**Exercise instructions**: Quote the data below in full, minus the images.

**Extracted records**:
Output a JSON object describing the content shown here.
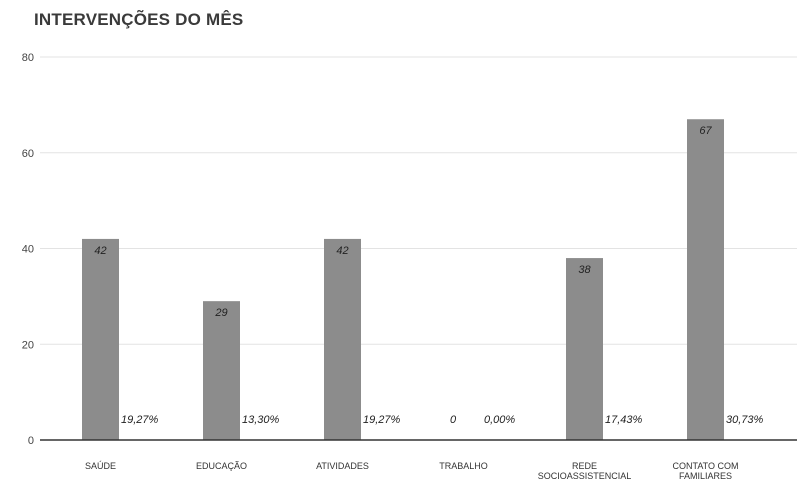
{
  "chart_data": {
    "type": "bar",
    "title": "INTERVENÇÕES DO MÊS",
    "xlabel": "",
    "ylabel": "",
    "ylim": [
      0,
      80
    ],
    "yticks": [
      0,
      20,
      40,
      60,
      80
    ],
    "grid": true,
    "legend": "none",
    "categories": [
      [
        "SAÚDE"
      ],
      [
        "EDUCAÇÃO"
      ],
      [
        "ATIVIDADES"
      ],
      [
        "TRABALHO"
      ],
      [
        "REDE",
        "SOCIOASSISTENCIAL"
      ],
      [
        "CONTATO COM",
        "FAMILIARES"
      ]
    ],
    "values": [
      42,
      29,
      42,
      0,
      38,
      67
    ],
    "percent_labels": [
      "19,27%",
      "13,30%",
      "19,27%",
      "0,00%",
      "17,43%",
      "30,73%"
    ],
    "bar_color": "#8c8c8c"
  }
}
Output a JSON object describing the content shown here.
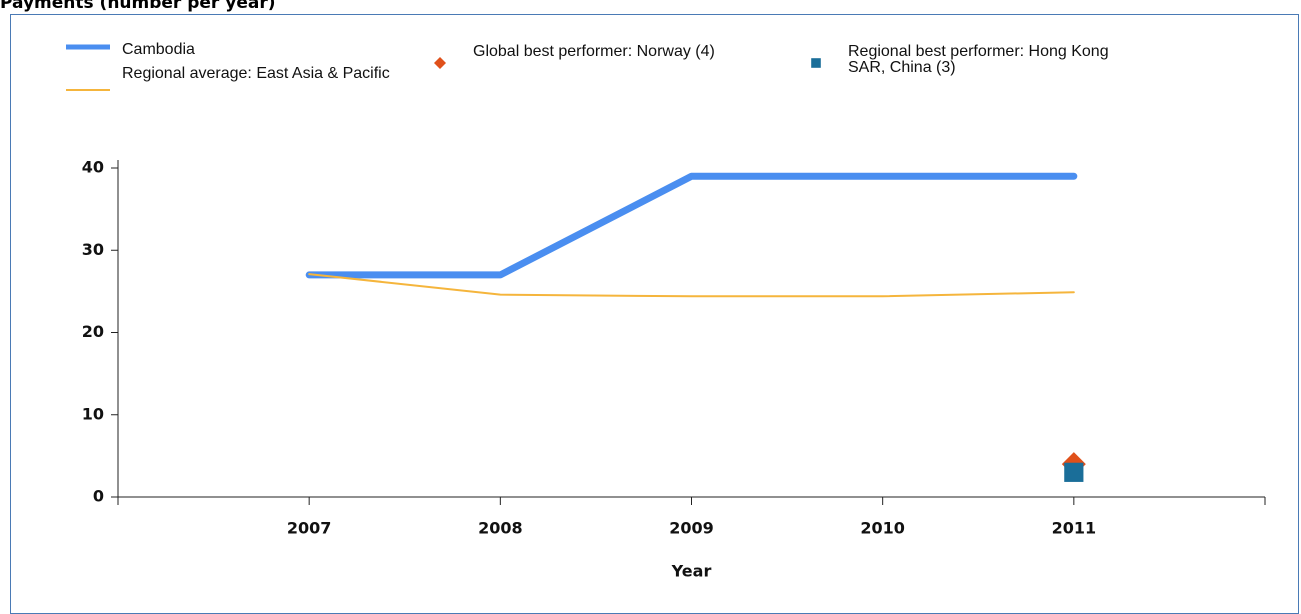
{
  "chart_data": {
    "type": "line",
    "title": "Payments (number per year)",
    "x_label": "Year",
    "x": [
      2007,
      2008,
      2009,
      2010,
      2011
    ],
    "series": [
      {
        "name": "Cambodia",
        "color": "#4a8ef0",
        "values": [
          27,
          27,
          39,
          39,
          39
        ]
      },
      {
        "name": "Regional average: East Asia & Pacific",
        "color": "#f5b53c",
        "values": [
          27.1,
          24.6,
          24.4,
          24.4,
          24.9
        ]
      },
      {
        "name": "Global best performer: Norway (4)",
        "color": "#e0501a",
        "marker": "diamond",
        "values": [
          null,
          null,
          null,
          null,
          4
        ]
      },
      {
        "name": "Regional best performer: Hong Kong SAR, China (3)",
        "color": "#1a6e99",
        "marker": "square",
        "values": [
          null,
          null,
          null,
          null,
          3
        ]
      }
    ],
    "xlim": [
      2006,
      2012
    ],
    "xticks": [
      2007,
      2008,
      2009,
      2010,
      2011
    ],
    "ylim": [
      0,
      40
    ],
    "yticks": [
      0,
      10,
      20,
      30,
      40
    ]
  }
}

**Answer to this problem**:
Output a JSON object describing the content shown here.
{
  "chart_data": {
    "type": "bar",
    "title": "INTERVENÇÕES DO MÊS",
    "xlabel": "",
    "ylabel": "",
    "ylim": [
      0,
      80
    ],
    "yticks": [
      0,
      20,
      40,
      60,
      80
    ],
    "grid": true,
    "legend": "none",
    "categories": [
      [
        "SAÚDE"
      ],
      [
        "EDUCAÇÃO"
      ],
      [
        "ATIVIDADES"
      ],
      [
        "TRABALHO"
      ],
      [
        "REDE",
        "SOCIOASSISTENCIAL"
      ],
      [
        "CONTATO COM",
        "FAMILIARES"
      ]
    ],
    "values": [
      42,
      29,
      42,
      0,
      38,
      67
    ],
    "percent_labels": [
      "19,27%",
      "13,30%",
      "19,27%",
      "0,00%",
      "17,43%",
      "30,73%"
    ],
    "bar_color": "#8c8c8c"
  }
}
Output a JSON object describing the content shown here.
{
  "chart_data": {
    "type": "line",
    "title": "Payments (number per year)",
    "x_label": "Year",
    "x": [
      2007,
      2008,
      2009,
      2010,
      2011
    ],
    "series": [
      {
        "name": "Cambodia",
        "color": "#4a8ef0",
        "values": [
          27,
          27,
          39,
          39,
          39
        ]
      },
      {
        "name": "Regional average: East Asia & Pacific",
        "color": "#f5b53c",
        "values": [
          27.1,
          24.6,
          24.4,
          24.4,
          24.9
        ]
      },
      {
        "name": "Global best performer: Norway (4)",
        "color": "#e0501a",
        "marker": "diamond",
        "values": [
          null,
          null,
          null,
          null,
          4
        ]
      },
      {
        "name": "Regional best performer: Hong Kong SAR, China (3)",
        "color": "#1a6e99",
        "marker": "square",
        "values": [
          null,
          null,
          null,
          null,
          3
        ]
      }
    ],
    "xlim": [
      2006,
      2012
    ],
    "xticks": [
      2007,
      2008,
      2009,
      2010,
      2011
    ],
    "ylim": [
      0,
      40
    ],
    "yticks": [
      0,
      10,
      20,
      30,
      40
    ]
  }
}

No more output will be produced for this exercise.